[EXERCISE AIM]
Keep the pictures out and restate every record exactly.

[RECORDS SHOWN]
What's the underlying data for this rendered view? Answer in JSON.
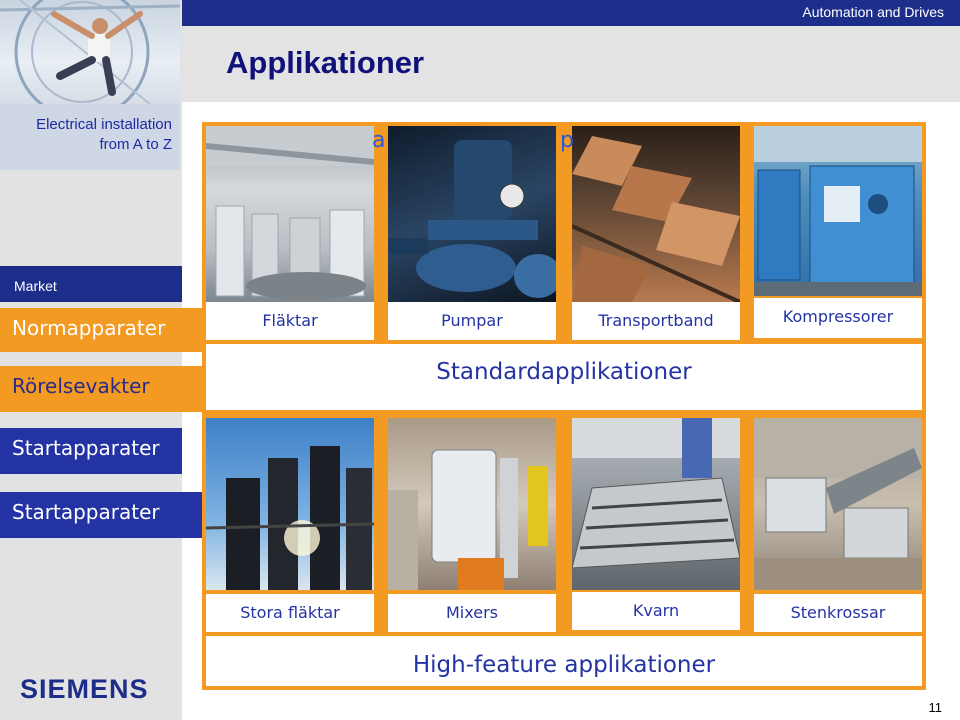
{
  "header": {
    "brand_division": "Automation and Drives",
    "title": "Applikationer"
  },
  "sidebar": {
    "title_line1": "Electrical installation",
    "title_line2": "from A to Z",
    "section_label": "Market",
    "items": [
      {
        "label": "Normapparater"
      },
      {
        "label": "Rörelsevakter"
      },
      {
        "label": "Startapparater"
      },
      {
        "label": "Startapparater"
      }
    ],
    "logo": "SIEMENS"
  },
  "standard": {
    "band_label": "Standardapplikationer",
    "items": [
      {
        "label": "Fläktar",
        "icon": "ventilation-photo"
      },
      {
        "label": "Pumpar",
        "icon": "pump-photo"
      },
      {
        "label": "Transportband",
        "icon": "conveyor-photo"
      },
      {
        "label": "Kompressorer",
        "icon": "compressor-photo"
      }
    ]
  },
  "high_feature": {
    "band_label": "High-feature applikationer",
    "items": [
      {
        "label": "Stora fläktar",
        "icon": "towers-photo"
      },
      {
        "label": "Mixers",
        "icon": "mixer-photo"
      },
      {
        "label": "Kvarn",
        "icon": "mill-photo"
      },
      {
        "label": "Stenkrossar",
        "icon": "crusher-photo"
      }
    ]
  },
  "page_number": "11",
  "colors": {
    "navy": "#1d2e8a",
    "orange": "#f29a21",
    "blue_text": "#2433a3"
  }
}
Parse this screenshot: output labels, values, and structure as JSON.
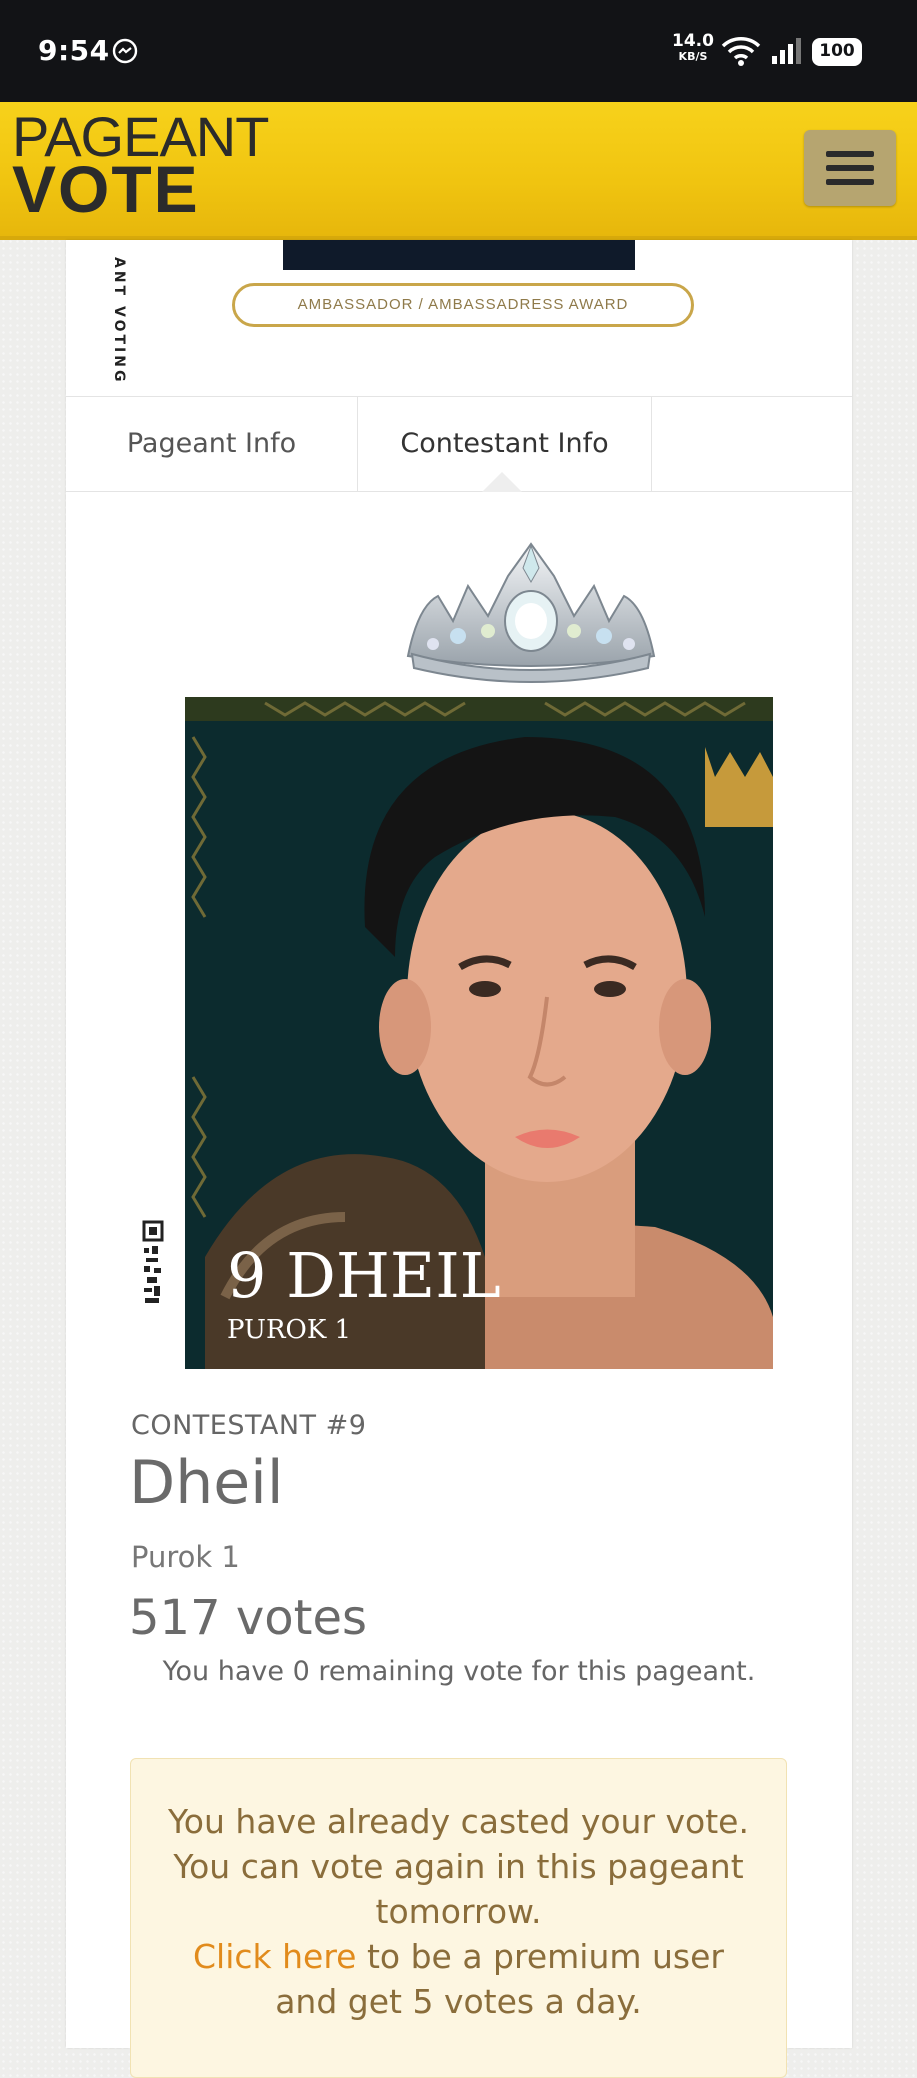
{
  "status_bar": {
    "time": "9:54",
    "net_speed_value": "14.0",
    "net_speed_unit": "KB/S",
    "battery": "100"
  },
  "header": {
    "logo_line1": "PAGEANT",
    "logo_line2": "VOTE",
    "menu_icon": "hamburger-icon"
  },
  "banner": {
    "side_text": "ANT VOTING",
    "award": "AMBASSADOR / AMBASSADRESS  AWARD"
  },
  "tabs": [
    {
      "label": "Pageant Info"
    },
    {
      "label": "Contestant Info"
    }
  ],
  "photo": {
    "caption_name": "9 DHEIL",
    "caption_place": "PUROK 1"
  },
  "contestant": {
    "number_label": "CONTESTANT #9",
    "name": "Dheil",
    "place": "Purok 1",
    "votes": "517 votes",
    "remaining": "You have 0 remaining vote for this pageant."
  },
  "alert": {
    "line1": "You have already casted your vote. You can vote again in this pageant tomorrow.",
    "link": "Click here",
    "line2": " to be a premium user and get 5 votes a day."
  },
  "colors": {
    "header_yellow": "#f0c410",
    "link_orange": "#e18b1c",
    "alert_bg": "#fdf6e1"
  }
}
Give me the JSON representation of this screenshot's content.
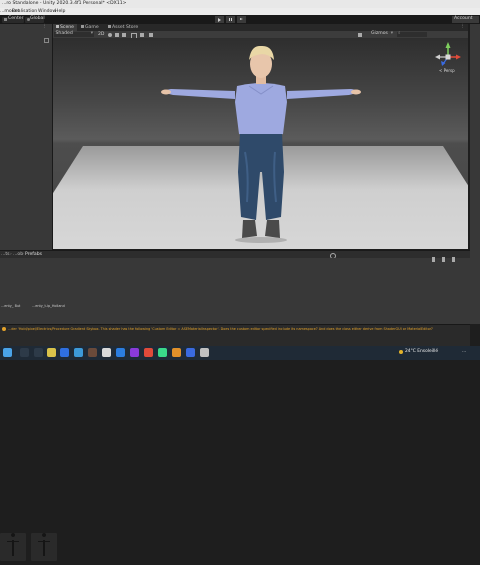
{
  "window": {
    "title": "...ro Standalone - Unity 2020.3.4f1 Personal* <DX11>"
  },
  "menu": [
    "...mount",
    "Realisation",
    "Window",
    "Help"
  ],
  "toolbar": {
    "center_label": "Center",
    "global_label": "Global",
    "account_label": "Account"
  },
  "scene_tabs": [
    "Scene",
    "Game",
    "Asset Store"
  ],
  "scene_tools": {
    "shading_mode": "Shaded",
    "mode_2d": "2D",
    "gizmos": "Gizmos"
  },
  "gizmo": {
    "persp_label": "< Persp"
  },
  "project": {
    "breadcrumb": [
      "...ts",
      "...ob",
      "Prefabs"
    ],
    "assets": [
      "...enty_ But",
      "...enty_t-ip_Holland"
    ]
  },
  "console": {
    "message": "...der 'Hold/pixel/Electrics/Procedure Gradient Skybox. This shader has the following 'Custom Editor = ASEMaterialInspector'. Does the custom editor specified include its namespace? And does the class either derive from ShaderGUI or MaterialEditor?"
  },
  "taskbar": {
    "weather": "24°C Ensoleillé",
    "time": "..."
  },
  "colors": {
    "accent": "#3a79bb",
    "sweater": "#9ea9e0",
    "jeans": "#2f4a6a",
    "warning": "#e3a22a"
  }
}
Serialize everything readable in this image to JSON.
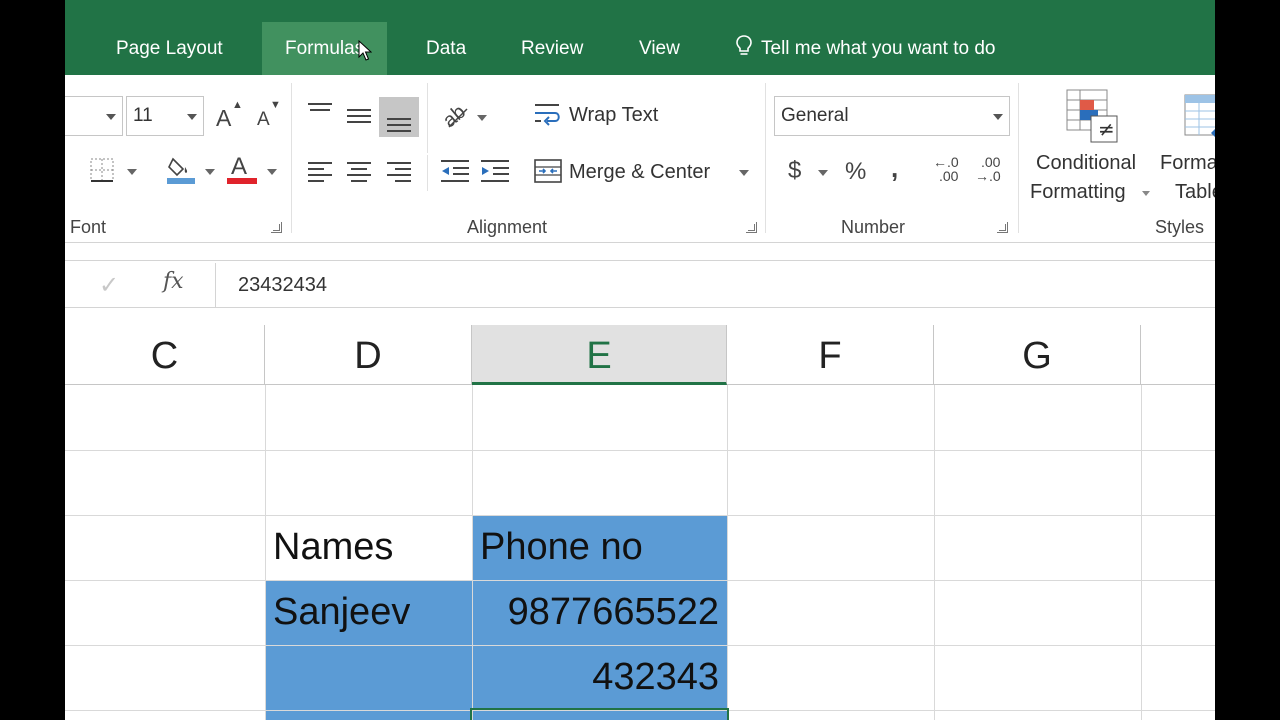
{
  "tabs": {
    "page_layout": "Page Layout",
    "formulas": "Formulas",
    "data": "Data",
    "review": "Review",
    "view": "View",
    "tell_me": "Tell me what you want to do"
  },
  "ribbon": {
    "font": {
      "size": "11",
      "grow_label": "A",
      "shrink_label": "A",
      "group_label": "Font"
    },
    "alignment": {
      "wrap_text": "Wrap Text",
      "merge_center": "Merge & Center",
      "group_label": "Alignment"
    },
    "number": {
      "format": "General",
      "currency": "$",
      "percent": "%",
      "comma": ",",
      "increase_decimal_top": "←.0",
      "increase_decimal_bottom": ".00",
      "decrease_decimal_top": ".00",
      "decrease_decimal_bottom": "→.0",
      "group_label": "Number"
    },
    "styles": {
      "conditional_line1": "Conditional",
      "conditional_line2": "Formatting",
      "format_table_line1": "Format as",
      "format_table_line2": "Table",
      "group_label": "Styles"
    }
  },
  "formula_bar": {
    "fx": "fx",
    "value": "23432434"
  },
  "sheet": {
    "columns": [
      "C",
      "D",
      "E",
      "F",
      "G"
    ],
    "selected_column": "E",
    "cells": {
      "d3": "Names",
      "e3": "Phone no",
      "d4": "Sanjeev",
      "e4": "9877665522",
      "e5": "432343"
    },
    "fill_color": "#5b9bd5",
    "accent_color": "#217346"
  }
}
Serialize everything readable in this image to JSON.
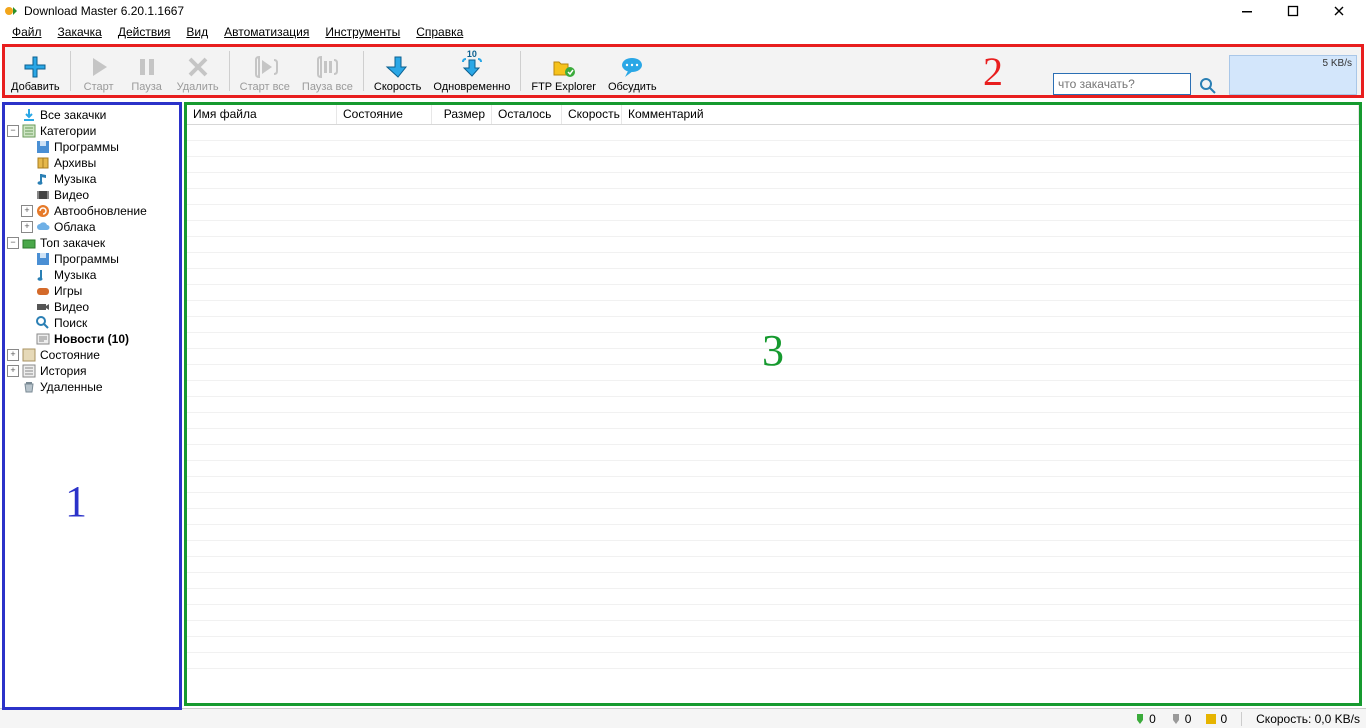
{
  "window": {
    "title": "Download Master 6.20.1.1667"
  },
  "menu": [
    "Файл",
    "Закачка",
    "Действия",
    "Вид",
    "Автоматизация",
    "Инструменты",
    "Справка"
  ],
  "toolbar": {
    "add": "Добавить",
    "start": "Старт",
    "pause": "Пауза",
    "delete": "Удалить",
    "start_all": "Старт все",
    "pause_all": "Пауза все",
    "speed": "Скорость",
    "concurrent": "Одновременно",
    "concurrent_count": "10",
    "ftp": "FTP Explorer",
    "discuss": "Обсудить"
  },
  "search": {
    "placeholder": "что закачать?"
  },
  "speed_indicator": "5 KB/s",
  "annotations": {
    "sidebar": "1",
    "toolbar": "2",
    "grid": "3"
  },
  "tree": {
    "all_downloads": "Все закачки",
    "categories": "Категории",
    "cat_programs": "Программы",
    "cat_archives": "Архивы",
    "cat_music": "Музыка",
    "cat_video": "Видео",
    "cat_autoupdate": "Автообновление",
    "cat_clouds": "Облака",
    "top_downloads": "Топ закачек",
    "top_programs": "Программы",
    "top_music": "Музыка",
    "top_games": "Игры",
    "top_video": "Видео",
    "top_search": "Поиск",
    "top_news": "Новости (10)",
    "status": "Состояние",
    "history": "История",
    "deleted": "Удаленные"
  },
  "columns": {
    "filename": "Имя файла",
    "status": "Состояние",
    "size": "Размер",
    "remaining": "Осталось",
    "speed": "Скорость",
    "comment": "Комментарий"
  },
  "statusbar": {
    "green": "0",
    "gray": "0",
    "yellow": "0",
    "speed_label": "Скорость: 0,0 KB/s"
  }
}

[CORRECT RESPONSE]
What's the underlying data for this rendered view? Answer in JSON.
{
  "header": {
    "brand_division": "Automation and Drives",
    "title": "Applikationer"
  },
  "sidebar": {
    "title_line1": "Electrical installation",
    "title_line2": "from A to Z",
    "section_label": "Market",
    "items": [
      {
        "label": "Normapparater"
      },
      {
        "label": "Rörelsevakter"
      },
      {
        "label": "Startapparater"
      },
      {
        "label": "Startapparater"
      }
    ],
    "logo": "SIEMENS"
  },
  "standard": {
    "band_label": "Standardapplikationer",
    "items": [
      {
        "label": "Fläktar",
        "icon": "ventilation-photo"
      },
      {
        "label": "Pumpar",
        "icon": "pump-photo"
      },
      {
        "label": "Transportband",
        "icon": "conveyor-photo"
      },
      {
        "label": "Kompressorer",
        "icon": "compressor-photo"
      }
    ]
  },
  "high_feature": {
    "band_label": "High-feature applikationer",
    "items": [
      {
        "label": "Stora fläktar",
        "icon": "towers-photo"
      },
      {
        "label": "Mixers",
        "icon": "mixer-photo"
      },
      {
        "label": "Kvarn",
        "icon": "mill-photo"
      },
      {
        "label": "Stenkrossar",
        "icon": "crusher-photo"
      }
    ]
  },
  "page_number": "11",
  "colors": {
    "navy": "#1d2e8a",
    "orange": "#f29a21",
    "blue_text": "#2433a3"
  }
}
Parse this screenshot: output labels, values, and structure as JSON.
{
  "status_bar": {
    "time": "9:54",
    "net_speed_value": "14.0",
    "net_speed_unit": "KB/S",
    "battery": "100"
  },
  "header": {
    "logo_line1": "PAGEANT",
    "logo_line2": "VOTE",
    "menu_icon": "hamburger-icon"
  },
  "banner": {
    "side_text": "ANT VOTING",
    "award": "AMBASSADOR / AMBASSADRESS  AWARD"
  },
  "tabs": [
    {
      "label": "Pageant Info"
    },
    {
      "label": "Contestant Info"
    }
  ],
  "photo": {
    "caption_name": "9 DHEIL",
    "caption_place": "PUROK 1"
  },
  "contestant": {
    "number_label": "CONTESTANT #9",
    "name": "Dheil",
    "place": "Purok 1",
    "votes": "517 votes",
    "remaining": "You have 0 remaining vote for this pageant."
  },
  "alert": {
    "line1": "You have already casted your vote. You can vote again in this pageant tomorrow.",
    "link": "Click here",
    "line2": " to be a premium user and get 5 votes a day."
  },
  "colors": {
    "header_yellow": "#f0c410",
    "link_orange": "#e18b1c",
    "alert_bg": "#fdf6e1"
  }
}
Give me the JSON representation of this screenshot's content.
{
  "window": {
    "title": "...ro Standalone - Unity 2020.3.4f1 Personal* <DX11>"
  },
  "menu": [
    "...mount",
    "Realisation",
    "Window",
    "Help"
  ],
  "toolbar": {
    "center_label": "Center",
    "global_label": "Global",
    "account_label": "Account"
  },
  "scene_tabs": [
    "Scene",
    "Game",
    "Asset Store"
  ],
  "scene_tools": {
    "shading_mode": "Shaded",
    "mode_2d": "2D",
    "gizmos": "Gizmos"
  },
  "gizmo": {
    "persp_label": "< Persp"
  },
  "project": {
    "breadcrumb": [
      "...ts",
      "...ob",
      "Prefabs"
    ],
    "assets": [
      "...enty_ But",
      "...enty_t-ip_Holland"
    ]
  },
  "console": {
    "message": "...der 'Hold/pixel/Electrics/Procedure Gradient Skybox. This shader has the following 'Custom Editor = ASEMaterialInspector'. Does the custom editor specified include its namespace? And does the class either derive from ShaderGUI or MaterialEditor?"
  },
  "taskbar": {
    "weather": "24°C Ensoleillé",
    "time": "..."
  },
  "colors": {
    "accent": "#3a79bb",
    "sweater": "#9ea9e0",
    "jeans": "#2f4a6a",
    "warning": "#e3a22a"
  }
}
Serialize everything readable in this image to JSON.
{
  "tabs": {
    "page_layout": "Page Layout",
    "formulas": "Formulas",
    "data": "Data",
    "review": "Review",
    "view": "View",
    "tell_me": "Tell me what you want to do"
  },
  "ribbon": {
    "font": {
      "size": "11",
      "grow_label": "A",
      "shrink_label": "A",
      "group_label": "Font"
    },
    "alignment": {
      "wrap_text": "Wrap Text",
      "merge_center": "Merge & Center",
      "group_label": "Alignment"
    },
    "number": {
      "format": "General",
      "currency": "$",
      "percent": "%",
      "comma": ",",
      "increase_decimal_top": "←.0",
      "increase_decimal_bottom": ".00",
      "decrease_decimal_top": ".00",
      "decrease_decimal_bottom": "→.0",
      "group_label": "Number"
    },
    "styles": {
      "conditional_line1": "Conditional",
      "conditional_line2": "Formatting",
      "format_table_line1": "Format as",
      "format_table_line2": "Table",
      "group_label": "Styles"
    }
  },
  "formula_bar": {
    "fx": "fx",
    "value": "23432434"
  },
  "sheet": {
    "columns": [
      "C",
      "D",
      "E",
      "F",
      "G"
    ],
    "selected_column": "E",
    "cells": {
      "d3": "Names",
      "e3": "Phone no",
      "d4": "Sanjeev",
      "e4": "9877665522",
      "e5": "432343"
    },
    "fill_color": "#5b9bd5",
    "accent_color": "#217346"
  }
}
Serialize everything readable in this image to JSON.
{
  "window": {
    "title": "Download Master 6.20.1.1667"
  },
  "menu": [
    "Файл",
    "Закачка",
    "Действия",
    "Вид",
    "Автоматизация",
    "Инструменты",
    "Справка"
  ],
  "toolbar": {
    "add": "Добавить",
    "start": "Старт",
    "pause": "Пауза",
    "delete": "Удалить",
    "start_all": "Старт все",
    "pause_all": "Пауза все",
    "speed": "Скорость",
    "concurrent": "Одновременно",
    "concurrent_count": "10",
    "ftp": "FTP Explorer",
    "discuss": "Обсудить"
  },
  "search": {
    "placeholder": "что закачать?"
  },
  "speed_indicator": "5 KB/s",
  "annotations": {
    "sidebar": "1",
    "toolbar": "2",
    "grid": "3"
  },
  "tree": {
    "all_downloads": "Все закачки",
    "categories": "Категории",
    "cat_programs": "Программы",
    "cat_archives": "Архивы",
    "cat_music": "Музыка",
    "cat_video": "Видео",
    "cat_autoupdate": "Автообновление",
    "cat_clouds": "Облака",
    "top_downloads": "Топ закачек",
    "top_programs": "Программы",
    "top_music": "Музыка",
    "top_games": "Игры",
    "top_video": "Видео",
    "top_search": "Поиск",
    "top_news": "Новости (10)",
    "status": "Состояние",
    "history": "История",
    "deleted": "Удаленные"
  },
  "columns": {
    "filename": "Имя файла",
    "status": "Состояние",
    "size": "Размер",
    "remaining": "Осталось",
    "speed": "Скорость",
    "comment": "Комментарий"
  },
  "statusbar": {
    "green": "0",
    "gray": "0",
    "yellow": "0",
    "speed_label": "Скорость: 0,0 KB/s"
  }
}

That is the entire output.